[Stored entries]
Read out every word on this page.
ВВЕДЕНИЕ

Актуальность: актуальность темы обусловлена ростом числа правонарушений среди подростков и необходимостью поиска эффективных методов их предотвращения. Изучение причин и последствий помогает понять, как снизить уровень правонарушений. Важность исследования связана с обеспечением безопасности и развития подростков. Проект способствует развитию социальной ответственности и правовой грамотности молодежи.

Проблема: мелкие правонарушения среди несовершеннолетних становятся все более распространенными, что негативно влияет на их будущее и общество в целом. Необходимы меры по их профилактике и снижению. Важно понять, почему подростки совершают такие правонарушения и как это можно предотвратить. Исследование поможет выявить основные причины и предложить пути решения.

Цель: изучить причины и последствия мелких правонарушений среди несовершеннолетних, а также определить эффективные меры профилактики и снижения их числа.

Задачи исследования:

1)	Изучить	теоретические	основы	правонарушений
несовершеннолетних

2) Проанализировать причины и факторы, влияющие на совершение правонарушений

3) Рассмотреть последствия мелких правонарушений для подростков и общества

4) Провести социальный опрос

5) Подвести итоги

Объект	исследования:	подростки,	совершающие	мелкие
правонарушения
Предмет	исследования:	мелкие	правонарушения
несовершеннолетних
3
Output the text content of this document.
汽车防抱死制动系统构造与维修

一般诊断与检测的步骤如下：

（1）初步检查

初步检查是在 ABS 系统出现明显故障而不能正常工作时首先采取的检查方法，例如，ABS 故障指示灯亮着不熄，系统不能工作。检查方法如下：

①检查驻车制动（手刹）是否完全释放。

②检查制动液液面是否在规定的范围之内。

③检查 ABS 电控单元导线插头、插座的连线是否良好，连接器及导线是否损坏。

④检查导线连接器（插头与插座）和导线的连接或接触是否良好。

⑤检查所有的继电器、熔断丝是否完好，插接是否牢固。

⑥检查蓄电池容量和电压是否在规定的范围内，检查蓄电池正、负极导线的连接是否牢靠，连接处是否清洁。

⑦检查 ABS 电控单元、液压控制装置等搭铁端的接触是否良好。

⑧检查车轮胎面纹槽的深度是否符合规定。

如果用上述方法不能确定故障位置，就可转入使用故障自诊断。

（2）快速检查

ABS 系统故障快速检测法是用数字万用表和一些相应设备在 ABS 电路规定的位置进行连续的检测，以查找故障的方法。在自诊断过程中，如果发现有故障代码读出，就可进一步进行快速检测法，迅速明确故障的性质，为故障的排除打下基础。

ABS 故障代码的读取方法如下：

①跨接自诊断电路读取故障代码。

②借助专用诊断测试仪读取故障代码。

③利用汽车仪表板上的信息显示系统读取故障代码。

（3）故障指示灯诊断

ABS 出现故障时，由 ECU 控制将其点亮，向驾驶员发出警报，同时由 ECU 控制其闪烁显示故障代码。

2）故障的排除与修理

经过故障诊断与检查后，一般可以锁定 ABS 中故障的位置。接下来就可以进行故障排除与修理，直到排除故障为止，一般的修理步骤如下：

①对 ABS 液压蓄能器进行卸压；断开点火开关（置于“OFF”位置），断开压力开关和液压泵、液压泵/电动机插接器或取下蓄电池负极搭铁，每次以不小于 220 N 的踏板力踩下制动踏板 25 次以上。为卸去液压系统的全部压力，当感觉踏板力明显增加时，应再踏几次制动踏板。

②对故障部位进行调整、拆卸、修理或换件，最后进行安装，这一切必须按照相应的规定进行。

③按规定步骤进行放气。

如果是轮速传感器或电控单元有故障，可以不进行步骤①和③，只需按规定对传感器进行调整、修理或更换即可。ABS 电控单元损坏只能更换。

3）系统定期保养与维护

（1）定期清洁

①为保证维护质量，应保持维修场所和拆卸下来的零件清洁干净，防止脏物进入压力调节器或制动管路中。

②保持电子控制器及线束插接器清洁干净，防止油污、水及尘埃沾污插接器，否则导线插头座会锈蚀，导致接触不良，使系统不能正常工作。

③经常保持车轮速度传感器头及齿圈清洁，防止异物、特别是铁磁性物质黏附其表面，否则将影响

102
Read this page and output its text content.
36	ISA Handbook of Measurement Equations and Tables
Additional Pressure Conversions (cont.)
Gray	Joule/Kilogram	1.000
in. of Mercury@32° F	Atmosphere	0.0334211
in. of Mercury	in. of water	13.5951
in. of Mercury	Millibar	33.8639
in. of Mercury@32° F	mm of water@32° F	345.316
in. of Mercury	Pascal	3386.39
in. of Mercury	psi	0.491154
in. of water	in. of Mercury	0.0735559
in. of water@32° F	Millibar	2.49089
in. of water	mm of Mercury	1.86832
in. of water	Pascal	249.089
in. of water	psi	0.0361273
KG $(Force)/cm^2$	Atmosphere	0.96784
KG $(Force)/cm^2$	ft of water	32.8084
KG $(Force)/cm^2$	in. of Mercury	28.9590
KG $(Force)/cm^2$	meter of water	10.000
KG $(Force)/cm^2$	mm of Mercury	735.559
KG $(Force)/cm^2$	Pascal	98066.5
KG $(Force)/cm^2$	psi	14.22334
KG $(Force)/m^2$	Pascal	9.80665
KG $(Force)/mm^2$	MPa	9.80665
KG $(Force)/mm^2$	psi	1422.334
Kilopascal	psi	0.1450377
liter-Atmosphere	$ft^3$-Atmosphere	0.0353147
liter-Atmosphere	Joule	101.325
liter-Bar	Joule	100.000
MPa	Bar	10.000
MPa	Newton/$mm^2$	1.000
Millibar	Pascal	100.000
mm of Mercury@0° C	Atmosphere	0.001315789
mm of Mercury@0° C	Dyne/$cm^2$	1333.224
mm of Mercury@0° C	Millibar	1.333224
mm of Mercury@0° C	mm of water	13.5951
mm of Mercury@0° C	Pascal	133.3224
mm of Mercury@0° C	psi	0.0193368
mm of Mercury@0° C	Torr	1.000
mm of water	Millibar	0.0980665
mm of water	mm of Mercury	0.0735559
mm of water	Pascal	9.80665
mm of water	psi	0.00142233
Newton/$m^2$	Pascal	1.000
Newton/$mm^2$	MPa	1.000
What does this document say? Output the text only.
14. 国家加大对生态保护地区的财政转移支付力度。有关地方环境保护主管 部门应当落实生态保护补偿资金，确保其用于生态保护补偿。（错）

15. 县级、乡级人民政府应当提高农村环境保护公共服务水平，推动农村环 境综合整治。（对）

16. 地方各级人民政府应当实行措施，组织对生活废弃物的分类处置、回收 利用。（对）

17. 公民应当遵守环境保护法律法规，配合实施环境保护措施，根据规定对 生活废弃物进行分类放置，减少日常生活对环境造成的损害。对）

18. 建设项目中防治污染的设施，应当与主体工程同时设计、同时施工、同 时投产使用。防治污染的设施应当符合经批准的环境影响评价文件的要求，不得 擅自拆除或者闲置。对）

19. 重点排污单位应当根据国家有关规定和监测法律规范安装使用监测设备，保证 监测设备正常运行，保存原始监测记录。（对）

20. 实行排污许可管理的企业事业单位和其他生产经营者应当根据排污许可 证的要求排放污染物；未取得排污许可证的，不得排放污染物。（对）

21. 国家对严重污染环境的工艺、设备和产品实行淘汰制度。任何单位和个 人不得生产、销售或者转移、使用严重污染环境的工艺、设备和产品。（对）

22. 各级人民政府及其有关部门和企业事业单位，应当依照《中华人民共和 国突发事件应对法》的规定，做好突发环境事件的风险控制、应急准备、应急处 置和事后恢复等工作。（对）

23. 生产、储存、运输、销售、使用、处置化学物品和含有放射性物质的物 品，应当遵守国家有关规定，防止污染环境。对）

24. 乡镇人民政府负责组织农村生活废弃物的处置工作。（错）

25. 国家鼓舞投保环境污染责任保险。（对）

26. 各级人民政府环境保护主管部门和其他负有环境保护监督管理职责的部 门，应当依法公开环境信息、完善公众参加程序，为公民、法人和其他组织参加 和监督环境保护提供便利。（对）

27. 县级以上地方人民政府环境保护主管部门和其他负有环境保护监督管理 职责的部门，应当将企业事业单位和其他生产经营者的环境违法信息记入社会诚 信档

[What is required] With the line containing "What does this" as the first and the last line of the records as the final one, print exactly the lines in that span.

[Task output]
What does this document say? Output the text only.
14. 国家加大对生态保护地区的财政转移支付力度。有关地方环境保护主管 部门应当落实生态保护补偿资金，确保其用于生态保护补偿。（错）

15. 县级、乡级人民政府应当提高农村环境保护公共服务水平，推动农村环 境综合整治。（对）

16. 地方各级人民政府应当实行措施，组织对生活废弃物的分类处置、回收 利用。（对）

17. 公民应当遵守环境保护法律法规，配合实施环境保护措施，根据规定对 生活废弃物进行分类放置，减少日常生活对环境造成的损害。对）

18. 建设项目中防治污染的设施，应当与主体工程同时设计、同时施工、同 时投产使用。防治污染的设施应当符合经批准的环境影响评价文件的要求，不得 擅自拆除或者闲置。对）

19. 重点排污单位应当根据国家有关规定和监测法律规范安装使用监测设备，保证 监测设备正常运行，保存原始监测记录。（对）

20. 实行排污许可管理的企业事业单位和其他生产经营者应当根据排污许可 证的要求排放污染物；未取得排污许可证的，不得排放污染物。（对）

21. 国家对严重污染环境的工艺、设备和产品实行淘汰制度。任何单位和个 人不得生产、销售或者转移、使用严重污染环境的工艺、设备和产品。（对）

22. 各级人民政府及其有关部门和企业事业单位，应当依照《中华人民共和 国突发事件应对法》的规定，做好突发环境事件的风险控制、应急准备、应急处 置和事后恢复等工作。（对）

23. 生产、储存、运输、销售、使用、处置化学物品和含有放射性物质的物 品，应当遵守国家有关规定，防止污染环境。对）

24. 乡镇人民政府负责组织农村生活废弃物的处置工作。（错）

25. 国家鼓舞投保环境污染责任保险。（对）

26. 各级人民政府环境保护主管部门和其他负有环境保护监督管理职责的部 门，应当依法公开环境信息、完善公众参加程序，为公民、法人和其他组织参加 和监督环境保护提供便利。（对）

27. 县级以上地方人民政府环境保护主管部门和其他负有环境保护监督管理 职责的部门，应当将企业事业单位和其他生产经营者的环境违法信息记入社会诚 信档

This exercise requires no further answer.